A run of records:
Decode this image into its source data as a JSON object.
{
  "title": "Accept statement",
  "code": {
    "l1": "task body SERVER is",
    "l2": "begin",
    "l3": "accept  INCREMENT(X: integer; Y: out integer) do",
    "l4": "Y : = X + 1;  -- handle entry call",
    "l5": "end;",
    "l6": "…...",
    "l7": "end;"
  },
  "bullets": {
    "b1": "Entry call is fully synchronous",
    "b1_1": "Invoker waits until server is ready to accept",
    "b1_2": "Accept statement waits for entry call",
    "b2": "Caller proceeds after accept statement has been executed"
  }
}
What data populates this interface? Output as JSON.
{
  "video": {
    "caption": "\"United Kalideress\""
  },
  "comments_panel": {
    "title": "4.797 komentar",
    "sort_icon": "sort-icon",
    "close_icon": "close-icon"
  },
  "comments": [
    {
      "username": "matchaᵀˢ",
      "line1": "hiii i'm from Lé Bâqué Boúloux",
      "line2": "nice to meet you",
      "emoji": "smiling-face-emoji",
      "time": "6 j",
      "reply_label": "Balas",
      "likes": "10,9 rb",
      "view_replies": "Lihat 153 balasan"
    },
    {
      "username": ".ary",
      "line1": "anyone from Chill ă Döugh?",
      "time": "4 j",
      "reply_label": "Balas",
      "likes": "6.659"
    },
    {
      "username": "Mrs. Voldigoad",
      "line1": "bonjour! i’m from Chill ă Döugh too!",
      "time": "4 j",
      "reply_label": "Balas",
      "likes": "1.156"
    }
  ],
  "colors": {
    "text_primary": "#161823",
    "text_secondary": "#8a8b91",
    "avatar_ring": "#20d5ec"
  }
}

## Directive
Quote the whole listing above, leaving nothing out.

## Finished task
Decode this image into its source data as a JSON object.
{
  "title": "Accept statement",
  "code": {
    "l1": "task body SERVER is",
    "l2": "begin",
    "l3": "accept  INCREMENT(X: integer; Y: out integer) do",
    "l4": "Y : = X + 1;  -- handle entry call",
    "l5": "end;",
    "l6": "…...",
    "l7": "end;"
  },
  "bullets": {
    "b1": "Entry call is fully synchronous",
    "b1_1": "Invoker waits until server is ready to accept",
    "b1_2": "Accept statement waits for entry call",
    "b2": "Caller proceeds after accept statement has been executed"
  }
}
What data populates this interface? Output as JSON.
{
  "video": {
    "caption": "\"United Kalideress\""
  },
  "comments_panel": {
    "title": "4.797 komentar",
    "sort_icon": "sort-icon",
    "close_icon": "close-icon"
  },
  "comments": [
    {
      "username": "matchaᵀˢ",
      "line1": "hiii i'm from Lé Bâqué Boúloux",
      "line2": "nice to meet you",
      "emoji": "smiling-face-emoji",
      "time": "6 j",
      "reply_label": "Balas",
      "likes": "10,9 rb",
      "view_replies": "Lihat 153 balasan"
    },
    {
      "username": ".ary",
      "line1": "anyone from Chill ă Döugh?",
      "time": "4 j",
      "reply_label": "Balas",
      "likes": "6.659"
    },
    {
      "username": "Mrs. Voldigoad",
      "line1": "bonjour! i’m from Chill ă Döugh too!",
      "time": "4 j",
      "reply_label": "Balas",
      "likes": "1.156"
    }
  ],
  "colors": {
    "text_primary": "#161823",
    "text_secondary": "#8a8b91",
    "avatar_ring": "#20d5ec"
  }
}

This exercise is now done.